▶ Exercise requirements:
Copy out every line exactly as given.

▶ Extracted material:
———

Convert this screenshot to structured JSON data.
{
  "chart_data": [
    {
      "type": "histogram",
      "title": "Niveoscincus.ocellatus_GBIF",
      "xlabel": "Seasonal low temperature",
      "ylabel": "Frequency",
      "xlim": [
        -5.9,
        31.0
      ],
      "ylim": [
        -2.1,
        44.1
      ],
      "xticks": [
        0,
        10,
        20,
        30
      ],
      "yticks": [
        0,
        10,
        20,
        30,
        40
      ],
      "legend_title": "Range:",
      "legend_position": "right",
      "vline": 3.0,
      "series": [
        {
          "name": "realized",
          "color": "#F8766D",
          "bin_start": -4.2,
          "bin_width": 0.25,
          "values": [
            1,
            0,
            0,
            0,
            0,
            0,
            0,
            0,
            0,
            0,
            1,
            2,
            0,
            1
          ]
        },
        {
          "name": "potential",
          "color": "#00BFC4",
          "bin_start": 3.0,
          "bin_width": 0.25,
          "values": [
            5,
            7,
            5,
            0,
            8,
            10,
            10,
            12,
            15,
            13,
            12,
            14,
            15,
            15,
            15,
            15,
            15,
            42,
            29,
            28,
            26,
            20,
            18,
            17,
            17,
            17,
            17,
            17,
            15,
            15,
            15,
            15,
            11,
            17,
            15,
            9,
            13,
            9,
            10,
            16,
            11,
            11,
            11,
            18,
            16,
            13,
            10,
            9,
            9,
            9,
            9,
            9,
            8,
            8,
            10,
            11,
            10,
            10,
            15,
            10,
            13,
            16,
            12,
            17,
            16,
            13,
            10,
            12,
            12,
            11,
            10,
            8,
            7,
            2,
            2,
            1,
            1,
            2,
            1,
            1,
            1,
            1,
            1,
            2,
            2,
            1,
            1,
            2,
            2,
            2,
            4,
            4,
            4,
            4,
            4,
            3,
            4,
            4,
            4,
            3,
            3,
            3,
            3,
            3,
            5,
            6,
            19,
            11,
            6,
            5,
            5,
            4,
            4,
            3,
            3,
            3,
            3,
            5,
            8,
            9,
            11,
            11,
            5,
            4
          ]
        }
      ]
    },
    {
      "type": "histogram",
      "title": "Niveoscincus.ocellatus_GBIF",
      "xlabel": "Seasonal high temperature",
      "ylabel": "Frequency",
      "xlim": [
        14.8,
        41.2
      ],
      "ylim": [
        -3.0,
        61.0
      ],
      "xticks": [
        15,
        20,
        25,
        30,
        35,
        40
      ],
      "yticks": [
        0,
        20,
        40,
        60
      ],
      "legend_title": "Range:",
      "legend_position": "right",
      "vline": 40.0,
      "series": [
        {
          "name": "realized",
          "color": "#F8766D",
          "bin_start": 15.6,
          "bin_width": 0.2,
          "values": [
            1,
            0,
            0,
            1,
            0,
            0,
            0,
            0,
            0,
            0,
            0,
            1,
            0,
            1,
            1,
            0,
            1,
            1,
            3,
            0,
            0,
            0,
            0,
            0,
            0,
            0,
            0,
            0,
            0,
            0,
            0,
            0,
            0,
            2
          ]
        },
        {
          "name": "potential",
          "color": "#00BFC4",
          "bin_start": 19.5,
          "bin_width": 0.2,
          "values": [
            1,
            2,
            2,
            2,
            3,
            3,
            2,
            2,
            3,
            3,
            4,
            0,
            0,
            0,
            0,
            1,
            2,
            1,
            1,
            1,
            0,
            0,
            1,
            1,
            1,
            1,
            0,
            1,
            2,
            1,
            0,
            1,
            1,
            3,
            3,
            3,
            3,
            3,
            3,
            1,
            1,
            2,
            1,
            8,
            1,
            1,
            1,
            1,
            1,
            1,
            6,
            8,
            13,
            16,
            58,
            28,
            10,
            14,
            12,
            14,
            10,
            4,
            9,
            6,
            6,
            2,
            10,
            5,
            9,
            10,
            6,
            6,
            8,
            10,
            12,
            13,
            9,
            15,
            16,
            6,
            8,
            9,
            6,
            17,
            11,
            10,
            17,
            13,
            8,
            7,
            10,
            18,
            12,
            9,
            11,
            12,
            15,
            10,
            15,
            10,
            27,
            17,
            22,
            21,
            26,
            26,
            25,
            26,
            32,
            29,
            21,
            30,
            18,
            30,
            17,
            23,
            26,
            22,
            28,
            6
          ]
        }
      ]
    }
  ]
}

———

▶ The reply:
Convert this screenshot to structured JSON data.
{
  "chart_data": [
    {
      "type": "histogram",
      "title": "Niveoscincus.ocellatus_GBIF",
      "xlabel": "Seasonal low temperature",
      "ylabel": "Frequency",
      "xlim": [
        -5.9,
        31.0
      ],
      "ylim": [
        -2.1,
        44.1
      ],
      "xticks": [
        0,
        10,
        20,
        30
      ],
      "yticks": [
        0,
        10,
        20,
        30,
        40
      ],
      "legend_title": "Range:",
      "legend_position": "right",
      "vline": 3.0,
      "series": [
        {
          "name": "realized",
          "color": "#F8766D",
          "bin_start": -4.2,
          "bin_width": 0.25,
          "values": [
            1,
            0,
            0,
            0,
            0,
            0,
            0,
            0,
            0,
            0,
            1,
            2,
            0,
            1
          ]
        },
        {
          "name": "potential",
          "color": "#00BFC4",
          "bin_start": 3.0,
          "bin_width": 0.25,
          "values": [
            5,
            7,
            5,
            0,
            8,
            10,
            10,
            12,
            15,
            13,
            12,
            14,
            15,
            15,
            15,
            15,
            15,
            42,
            29,
            28,
            26,
            20,
            18,
            17,
            17,
            17,
            17,
            17,
            15,
            15,
            15,
            15,
            11,
            17,
            15,
            9,
            13,
            9,
            10,
            16,
            11,
            11,
            11,
            18,
            16,
            13,
            10,
            9,
            9,
            9,
            9,
            9,
            8,
            8,
            10,
            11,
            10,
            10,
            15,
            10,
            13,
            16,
            12,
            17,
            16,
            13,
            10,
            12,
            12,
            11,
            10,
            8,
            7,
            2,
            2,
            1,
            1,
            2,
            1,
            1,
            1,
            1,
            1,
            2,
            2,
            1,
            1,
            2,
            2,
            2,
            4,
            4,
            4,
            4,
            4,
            3,
            4,
            4,
            4,
            3,
            3,
            3,
            3,
            3,
            5,
            6,
            19,
            11,
            6,
            5,
            5,
            4,
            4,
            3,
            3,
            3,
            3,
            5,
            8,
            9,
            11,
            11,
            5,
            4
          ]
        }
      ]
    },
    {
      "type": "histogram",
      "title": "Niveoscincus.ocellatus_GBIF",
      "xlabel": "Seasonal high temperature",
      "ylabel": "Frequency",
      "xlim": [
        14.8,
        41.2
      ],
      "ylim": [
        -3.0,
        61.0
      ],
      "xticks": [
        15,
        20,
        25,
        30,
        35,
        40
      ],
      "yticks": [
        0,
        20,
        40,
        60
      ],
      "legend_title": "Range:",
      "legend_position": "right",
      "vline": 40.0,
      "series": [
        {
          "name": "realized",
          "color": "#F8766D",
          "bin_start": 15.6,
          "bin_width": 0.2,
          "values": [
            1,
            0,
            0,
            1,
            0,
            0,
            0,
            0,
            0,
            0,
            0,
            1,
            0,
            1,
            1,
            0,
            1,
            1,
            3,
            0,
            0,
            0,
            0,
            0,
            0,
            0,
            0,
            0,
            0,
            0,
            0,
            0,
            0,
            2
          ]
        },
        {
          "name": "potential",
          "color": "#00BFC4",
          "bin_start": 19.5,
          "bin_width": 0.2,
          "values": [
            1,
            2,
            2,
            2,
            3,
            3,
            2,
            2,
            3,
            3,
            4,
            0,
            0,
            0,
            0,
            1,
            2,
            1,
            1,
            1,
            0,
            0,
            1,
            1,
            1,
            1,
            0,
            1,
            2,
            1,
            0,
            1,
            1,
            3,
            3,
            3,
            3,
            3,
            3,
            1,
            1,
            2,
            1,
            8,
            1,
            1,
            1,
            1,
            1,
            1,
            6,
            8,
            13,
            16,
            58,
            28,
            10,
            14,
            12,
            14,
            10,
            4,
            9,
            6,
            6,
            2,
            10,
            5,
            9,
            10,
            6,
            6,
            8,
            10,
            12,
            13,
            9,
            15,
            16,
            6,
            8,
            9,
            6,
            17,
            11,
            10,
            17,
            13,
            8,
            7,
            10,
            18,
            12,
            9,
            11,
            12,
            15,
            10,
            15,
            10,
            27,
            17,
            22,
            21,
            26,
            26,
            25,
            26,
            32,
            29,
            21,
            30,
            18,
            30,
            17,
            23,
            26,
            22,
            28,
            6
          ]
        }
      ]
    }
  ]
}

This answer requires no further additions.